— START —
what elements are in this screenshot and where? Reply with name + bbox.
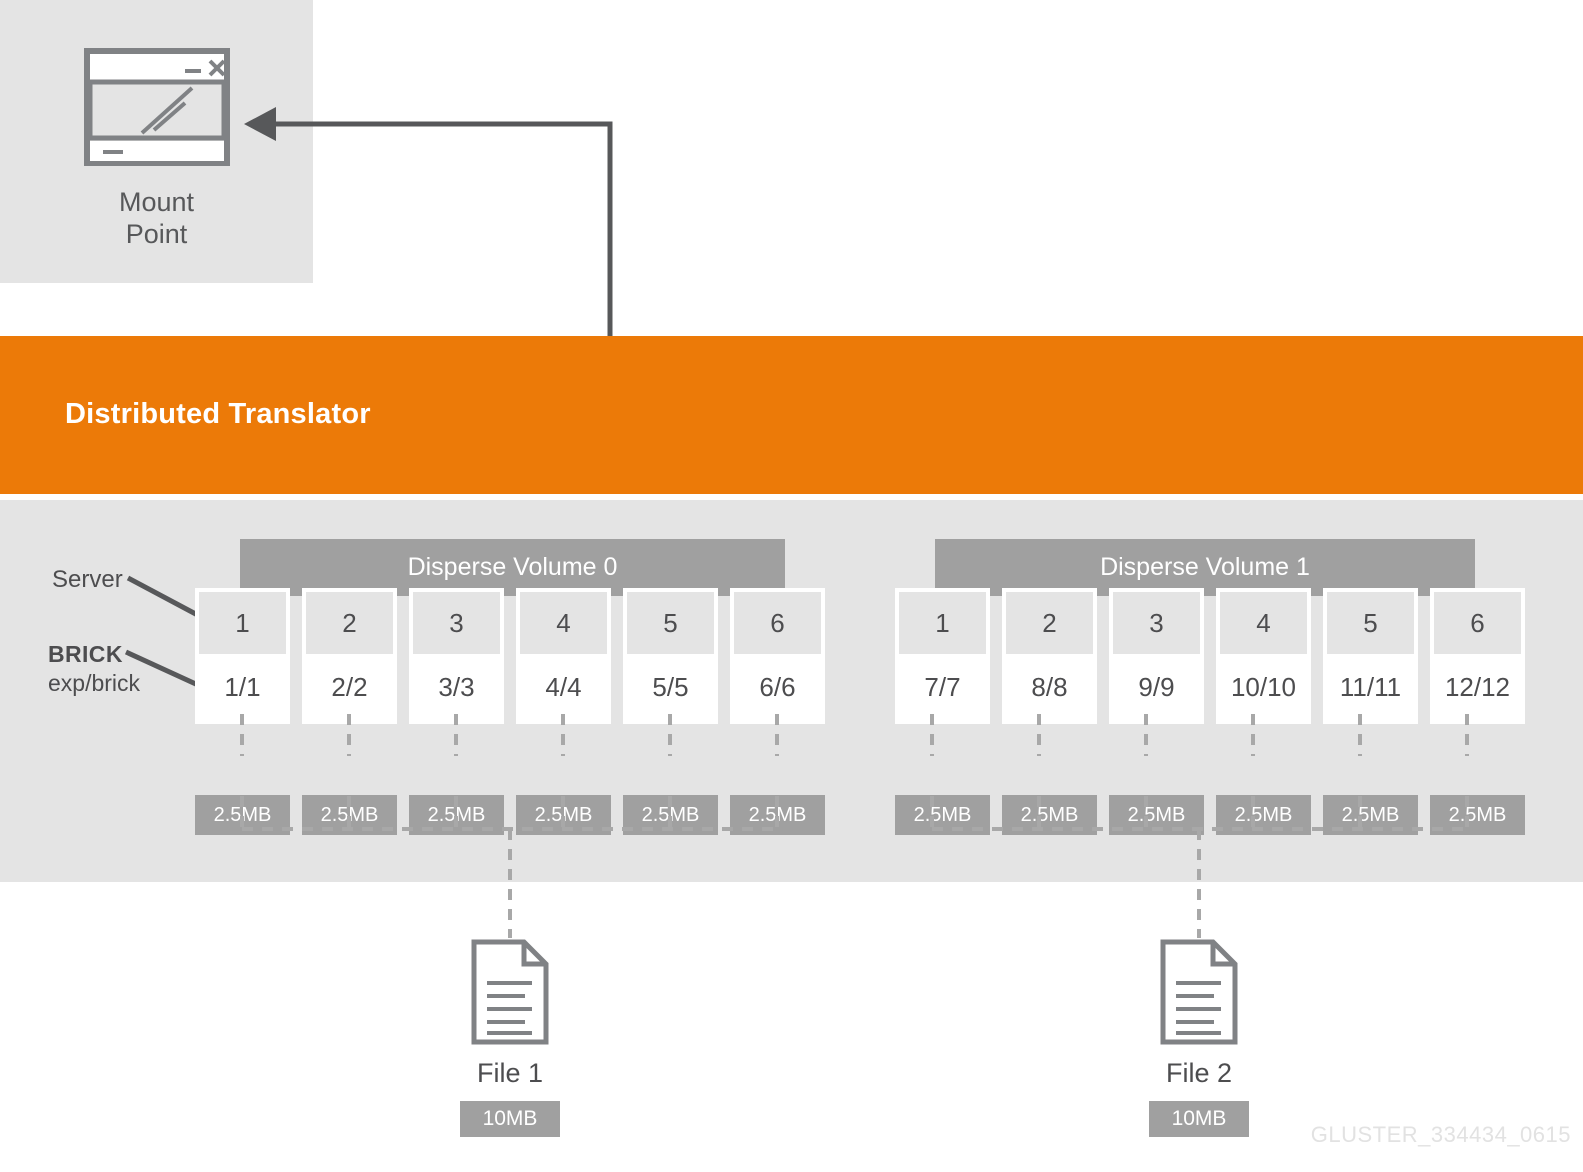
chunk-chip: 2.5MB (1430, 795, 1525, 835)
chunk-chip: 2.5MB (409, 795, 504, 835)
brick-cell: 12/12 (1434, 654, 1521, 720)
brick-cell: 10/10 (1220, 654, 1307, 720)
brick-cell: 6/6 (734, 654, 821, 720)
file-label: File 1 (476, 1058, 544, 1088)
file-label: File 2 (1165, 1058, 1233, 1088)
server-cell: 2 (306, 592, 393, 654)
file-1-group: File 1 10MB (410, 938, 610, 1137)
mount-point-panel: Mount Point (0, 0, 313, 283)
brick-column[interactable]: 1 7/7 (895, 588, 990, 724)
chunk-row-0: 2.5MB 2.5MB 2.5MB 2.5MB 2.5MB 2.5MB (195, 795, 825, 835)
brick-cell: 9/9 (1113, 654, 1200, 720)
server-cell: 6 (734, 592, 821, 654)
distributed-translator-bar: Distributed Translator (0, 336, 1583, 494)
file-size-chip: 10MB (1149, 1101, 1249, 1137)
brick-cell: 11/11 (1327, 654, 1414, 720)
brick-column[interactable]: 3 9/9 (1109, 588, 1204, 724)
watermark-label: GLUSTER_334434_0615 (1310, 1122, 1571, 1147)
brick-annotation-label: BRICK (48, 641, 123, 667)
server-cell: 2 (1006, 592, 1093, 654)
server-cell: 5 (627, 592, 714, 654)
chunk-chip: 2.5MB (730, 795, 825, 835)
document-icon (1160, 939, 1238, 1045)
brick-column[interactable]: 5 11/11 (1323, 588, 1418, 724)
server-annotation-label: Server (52, 566, 123, 593)
chunk-chip: 2.5MB (1216, 795, 1311, 835)
volume-columns-0: 1 1/1 2 2/2 3 3/3 4 4/4 5 5/5 6 6/6 (195, 588, 825, 724)
brick-column[interactable]: 6 12/12 (1430, 588, 1525, 724)
chunk-chip: 2.5MB (302, 795, 397, 835)
brick-cell: 4/4 (520, 654, 607, 720)
brick-cell: 7/7 (899, 654, 986, 720)
server-cell: 4 (520, 592, 607, 654)
distributed-translator-title: Distributed Translator (65, 398, 371, 430)
server-cell: 4 (1220, 592, 1307, 654)
mount-point-label-line1: Mount (118, 187, 195, 217)
server-cell: 5 (1327, 592, 1414, 654)
brick-cell: 1/1 (199, 654, 286, 720)
server-cell: 1 (199, 592, 286, 654)
brick-column[interactable]: 2 2/2 (302, 588, 397, 724)
file-size-chip: 10MB (460, 1101, 560, 1137)
chunk-chip: 2.5MB (195, 795, 290, 835)
brick-column[interactable]: 3 3/3 (409, 588, 504, 724)
mount-point-label: Mount Point (0, 186, 313, 250)
chunk-chip: 2.5MB (623, 795, 718, 835)
server-cell: 3 (1113, 592, 1200, 654)
brick-cell: 5/5 (627, 654, 714, 720)
volume-columns-1: 1 7/7 2 8/8 3 9/9 4 10/10 5 11/11 6 12/1… (895, 588, 1525, 724)
brick-column[interactable]: 5 5/5 (623, 588, 718, 724)
brick-column[interactable]: 2 8/8 (1002, 588, 1097, 724)
brick-column[interactable]: 1 1/1 (195, 588, 290, 724)
brick-cell: 3/3 (413, 654, 500, 720)
brick-column[interactable]: 4 4/4 (516, 588, 611, 724)
file-2-group: File 2 10MB (1099, 938, 1299, 1137)
chunk-chip: 2.5MB (1002, 795, 1097, 835)
brick-cell: 8/8 (1006, 654, 1093, 720)
window-icon (84, 48, 230, 166)
brick-cell: 2/2 (306, 654, 393, 720)
brick-column[interactable]: 4 10/10 (1216, 588, 1311, 724)
server-cell: 6 (1434, 592, 1521, 654)
brick-annotation-sublabel: exp/brick (48, 670, 141, 696)
chunk-chip: 2.5MB (1323, 795, 1418, 835)
mount-point-label-line2: Point (125, 219, 188, 249)
server-cell: 3 (413, 592, 500, 654)
chunk-chip: 2.5MB (516, 795, 611, 835)
chunk-chip: 2.5MB (1109, 795, 1204, 835)
chunk-chip: 2.5MB (895, 795, 990, 835)
brick-column[interactable]: 6 6/6 (730, 588, 825, 724)
document-icon (471, 939, 549, 1045)
chunk-row-1: 2.5MB 2.5MB 2.5MB 2.5MB 2.5MB 2.5MB (895, 795, 1525, 835)
diagram-canvas: Mount Point Distributed Translator Serve… (0, 0, 1583, 1172)
server-cell: 1 (899, 592, 986, 654)
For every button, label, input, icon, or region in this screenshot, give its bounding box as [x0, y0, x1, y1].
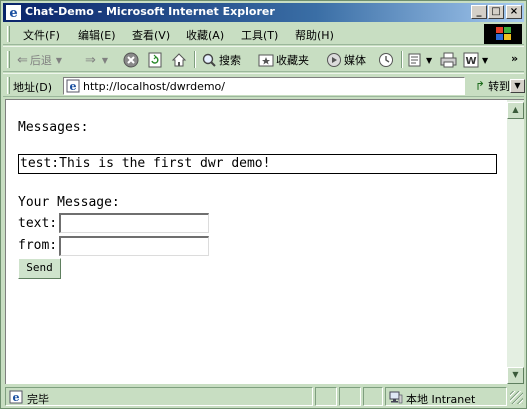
favorites-button[interactable]: 收藏夹 [258, 51, 309, 69]
menu-bar: 文件(F) 编辑(E) 查看(V) 收藏(A) 工具(T) 帮助(H) [3, 23, 524, 45]
home-icon [171, 53, 187, 67]
chevron-up-icon: ▲ [512, 105, 519, 114]
menu-help[interactable]: 帮助(H) [295, 27, 334, 43]
status-panel [339, 387, 361, 406]
menu-edit[interactable]: 编辑(E) [78, 27, 116, 43]
status-text: 完毕 [27, 393, 49, 406]
print-icon [440, 52, 457, 68]
search-icon [202, 53, 216, 67]
forward-arrow-icon: ⇒ [85, 52, 96, 68]
windows-logo-icon [484, 24, 522, 44]
menu-tools[interactable]: 工具(T) [241, 27, 278, 43]
maximize-button[interactable]: □ [488, 5, 504, 19]
vertical-scrollbar[interactable]: ▲ ▼ [507, 99, 524, 384]
page-content: Messages: test:This is the first dwr dem… [5, 99, 507, 384]
media-label: 媒体 [344, 54, 366, 67]
word-edit-icon: W [463, 52, 479, 68]
print-button[interactable] [440, 51, 457, 69]
text-input[interactable] [59, 213, 209, 233]
search-label: 搜索 [219, 54, 241, 67]
forward-button[interactable]: ⇒ ▼ [85, 51, 108, 69]
browser-window: e Chat-Demo - Microsoft Internet Explore… [0, 0, 527, 409]
dropdown-arrow-icon: ▼ [482, 55, 489, 65]
go-label: 转到 [488, 80, 511, 93]
home-button[interactable] [171, 51, 187, 69]
svg-text:e: e [13, 391, 20, 404]
scroll-down-button[interactable]: ▼ [507, 367, 524, 384]
intranet-zone-icon [389, 391, 403, 404]
resize-grip[interactable] [510, 391, 523, 404]
toolbar-grip[interactable] [7, 77, 10, 94]
svg-text:e: e [70, 80, 77, 93]
address-url: http://localhost/dwrdemo/ [83, 80, 225, 93]
page-ie-icon: e [66, 79, 80, 93]
from-label: from: [18, 238, 58, 253]
go-arrow-icon: ↱ [475, 79, 486, 93]
address-dropdown-button[interactable]: ▼ [510, 79, 525, 93]
close-button[interactable]: × [506, 5, 522, 19]
media-icon [327, 53, 341, 67]
mail-button[interactable]: ▼ [408, 51, 432, 69]
menu-file[interactable]: 文件(F) [23, 27, 60, 43]
refresh-button[interactable] [147, 51, 163, 69]
minimize-button[interactable]: _ [471, 5, 487, 19]
dropdown-arrow-icon: ▼ [101, 55, 109, 65]
media-button[interactable]: 媒体 [326, 51, 366, 69]
favorites-label: 收藏夹 [276, 54, 309, 67]
back-button[interactable]: ⇐ 后退 ▼ [17, 51, 62, 69]
history-icon [379, 53, 393, 67]
text-label: text: [18, 216, 58, 231]
chevron-down-icon: ▼ [514, 81, 521, 90]
toolbar-grip[interactable] [7, 26, 10, 42]
chevron-down-icon: ▼ [512, 370, 519, 379]
history-button[interactable] [378, 51, 395, 69]
ie-icon: e [6, 5, 21, 20]
address-bar: 地址(D) e http://localhost/dwrdemo/ ▼ ↱ 转到 [3, 73, 525, 97]
edit-button[interactable]: W ▼ [463, 51, 488, 69]
your-message-label: Your Message: [18, 195, 120, 210]
messages-list: test:This is the first dwr demo! [18, 154, 497, 174]
back-label: 后退 [29, 54, 52, 67]
mail-icon [408, 53, 421, 67]
status-panel [363, 387, 383, 406]
menu-view[interactable]: 查看(V) [132, 27, 170, 43]
refresh-icon [148, 52, 162, 68]
message-item: test:This is the first dwr demo! [20, 156, 271, 171]
zone-label: 本地 Intranet [406, 393, 476, 406]
address-input[interactable]: e http://localhost/dwrdemo/ ▼ [63, 77, 525, 95]
messages-label: Messages: [18, 120, 89, 135]
status-panel [315, 387, 337, 406]
toolbar-overflow-chevron[interactable]: » [511, 49, 518, 67]
zone-panel[interactable]: 本地 Intranet [385, 387, 507, 406]
address-label: 地址(D) [13, 81, 53, 94]
dropdown-arrow-icon: ▼ [426, 55, 433, 65]
toolbar-grip[interactable] [7, 51, 10, 68]
menu-favorites[interactable]: 收藏(A) [186, 27, 224, 43]
toolbar-separator [401, 51, 403, 68]
favorites-icon [258, 54, 274, 67]
status-panel: e 完毕 [5, 387, 313, 406]
dropdown-arrow-icon: ▼ [55, 55, 63, 65]
from-input[interactable] [59, 236, 209, 256]
stop-icon [123, 52, 139, 68]
send-button[interactable]: Send [18, 258, 61, 279]
page-done-icon: e [9, 390, 23, 404]
svg-text:W: W [465, 56, 476, 67]
toolbar-separator [194, 51, 196, 68]
search-button[interactable]: 搜索 [201, 51, 241, 69]
stop-button[interactable] [123, 51, 139, 69]
title-bar[interactable]: e Chat-Demo - Microsoft Internet Explore… [3, 3, 524, 22]
status-bar: e 完毕 本地 Intranet [3, 386, 524, 407]
back-arrow-icon: ⇐ [17, 52, 28, 68]
window-title: Chat-Demo - Microsoft Internet Explorer [25, 5, 275, 18]
go-button[interactable]: ↱ 转到 [475, 78, 510, 94]
svg-text:e: e [9, 6, 17, 20]
scroll-up-button[interactable]: ▲ [507, 102, 524, 119]
standard-toolbar: ⇐ 后退 ▼ ⇒ ▼ 搜索 收藏夹 媒体 ▼ W ▼ » [3, 46, 524, 72]
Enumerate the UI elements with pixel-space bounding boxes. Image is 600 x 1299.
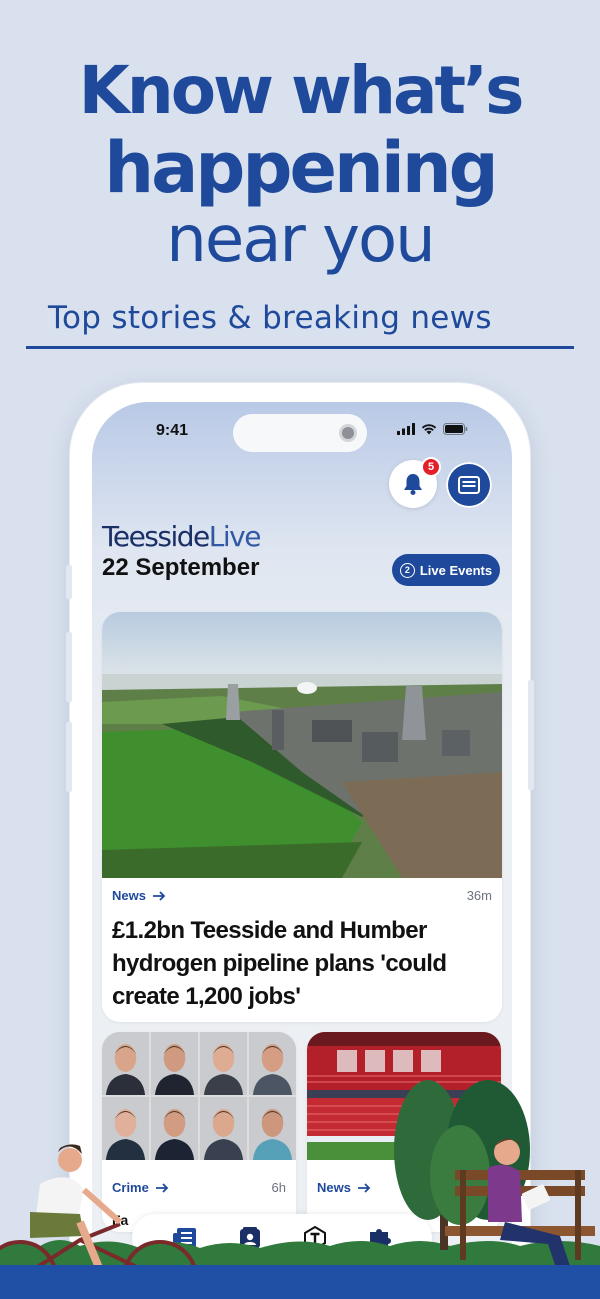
live-events-label: Live Events xyxy=(419,562,493,578)
news-icon xyxy=(172,1228,196,1248)
phone-side-button xyxy=(66,565,72,599)
story-card-crime-category-label: Crime xyxy=(112,1180,149,1195)
main-story-title[interactable]: £1.2bn Teesside and Humber hydrogen pipe… xyxy=(112,914,497,1013)
bell-icon xyxy=(404,474,422,495)
edition-button[interactable] xyxy=(446,462,492,508)
story-card-news[interactable]: News xyxy=(307,1032,501,1232)
story-card-crime-title: Fa xyxy=(112,1212,129,1228)
status-time: 9:41 xyxy=(156,422,189,439)
phone-screen: 9:41 5 TeessideLive 22 September 2 Live … xyxy=(92,402,512,1299)
notification-badge: 5 xyxy=(421,457,441,477)
tab-profile[interactable] xyxy=(237,1225,263,1251)
mugshot-photo xyxy=(249,1032,296,1095)
notifications-button[interactable]: 5 xyxy=(389,457,441,508)
wifi-icon xyxy=(421,424,437,435)
mugshot-photo xyxy=(151,1097,198,1160)
story-card-news-category-label: News xyxy=(317,1180,351,1195)
mugshots-image xyxy=(102,1032,296,1160)
brand-logo-part1: Teesside xyxy=(102,520,210,553)
phone-volume-up xyxy=(66,632,72,702)
arrow-right-icon xyxy=(155,1182,169,1193)
tab-news[interactable] xyxy=(172,1225,198,1251)
dynamic-island xyxy=(233,414,367,452)
signal-icon xyxy=(397,423,415,435)
main-story-category[interactable]: News xyxy=(112,888,166,903)
story-card-crime[interactable]: Crime 6h Fa xyxy=(102,1032,296,1232)
camera-icon xyxy=(339,424,357,442)
tab-t[interactable] xyxy=(302,1225,328,1251)
battery-icon xyxy=(443,423,468,435)
main-story-time: 36m xyxy=(466,888,492,903)
ground-strip xyxy=(0,1265,600,1299)
stadium-image xyxy=(307,1032,501,1160)
main-story-card[interactable]: News 36m £1.2bn Teesside and Humber hydr… xyxy=(102,612,502,1022)
bottom-tab-bar xyxy=(132,1214,432,1262)
hero-line-2: happening xyxy=(104,127,499,209)
mugshot-photo xyxy=(102,1097,149,1160)
mugshot-photo xyxy=(200,1032,247,1095)
main-story-category-label: News xyxy=(112,888,146,903)
tab-puzzles[interactable] xyxy=(367,1225,393,1251)
t-logo-icon xyxy=(303,1226,326,1250)
phone-volume-down xyxy=(66,722,72,792)
story-card-crime-time: 6h xyxy=(271,1180,286,1195)
hero-line-3: near you xyxy=(166,203,435,277)
profile-card-icon xyxy=(239,1227,260,1248)
main-story-image xyxy=(102,612,502,878)
newspaper-icon xyxy=(458,476,480,494)
brand-logo: TeessideLive xyxy=(102,520,262,553)
tagline-underline xyxy=(26,346,574,349)
mugshot-photo xyxy=(151,1032,198,1095)
arrow-right-icon xyxy=(357,1182,371,1193)
story-card-news-category[interactable]: News xyxy=(317,1180,371,1195)
hero-line-1: Know what’s xyxy=(78,52,525,129)
mugshot-photo xyxy=(200,1097,247,1160)
story-card-crime-category[interactable]: Crime xyxy=(112,1180,169,1195)
status-icons xyxy=(397,423,468,435)
arrow-right-icon xyxy=(152,890,166,901)
mugshot-photo xyxy=(102,1032,149,1095)
mugshot-photo xyxy=(249,1097,296,1160)
edition-date: 22 September xyxy=(102,554,260,581)
tagline: Top stories & breaking news xyxy=(48,300,492,336)
phone-power-button xyxy=(528,680,534,790)
live-events-count: 2 xyxy=(399,562,415,578)
brand-logo-part2: Live xyxy=(208,520,262,553)
live-events-button[interactable]: 2 Live Events xyxy=(392,554,500,586)
puzzle-icon xyxy=(369,1229,391,1248)
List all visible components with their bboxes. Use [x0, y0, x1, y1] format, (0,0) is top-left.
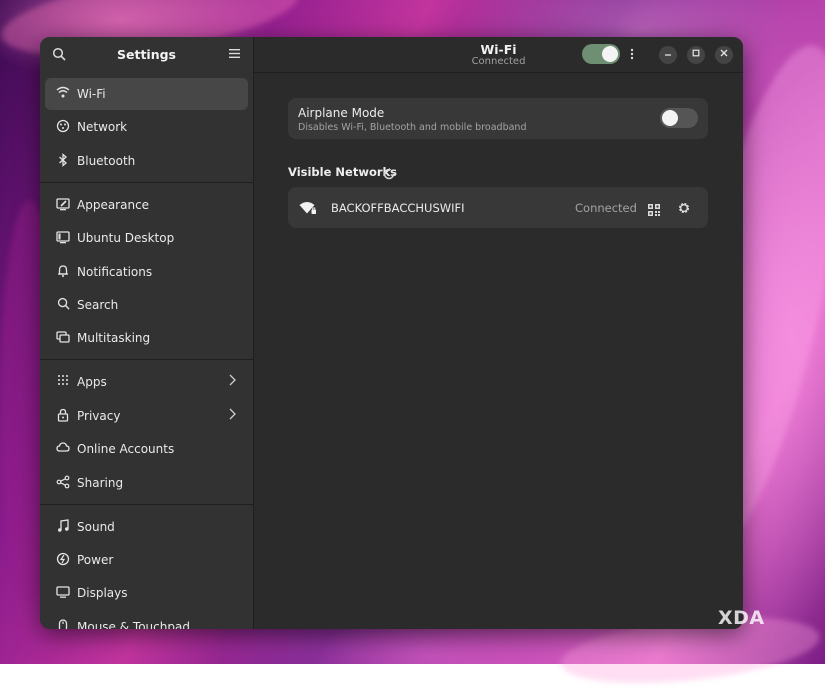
— END —
TASK DETAILS: Reproduce verbatim everything in the material above, from the line containing "live-events-label: Live Events" down to the line containing "notification-badge: 5 xyxy=(421,457,441,477)", with both of those lines included.

EXERCISE RESPONSE:
live-events-label: Live Events xyxy=(419,562,493,578)
news-icon xyxy=(172,1228,196,1248)
phone-side-button xyxy=(66,565,72,599)
story-card-crime-category-label: Crime xyxy=(112,1180,149,1195)
main-story-title[interactable]: £1.2bn Teesside and Humber hydrogen pipe… xyxy=(112,914,497,1013)
bell-icon xyxy=(404,474,422,495)
edition-button[interactable] xyxy=(446,462,492,508)
story-card-news[interactable]: News xyxy=(307,1032,501,1232)
story-card-crime-title: Fa xyxy=(112,1212,129,1228)
status-time: 9:41 xyxy=(156,422,189,439)
phone-screen: 9:41 5 TeessideLive 22 September 2 Live … xyxy=(92,402,512,1299)
notification-badge: 5 xyxy=(421,457,441,477)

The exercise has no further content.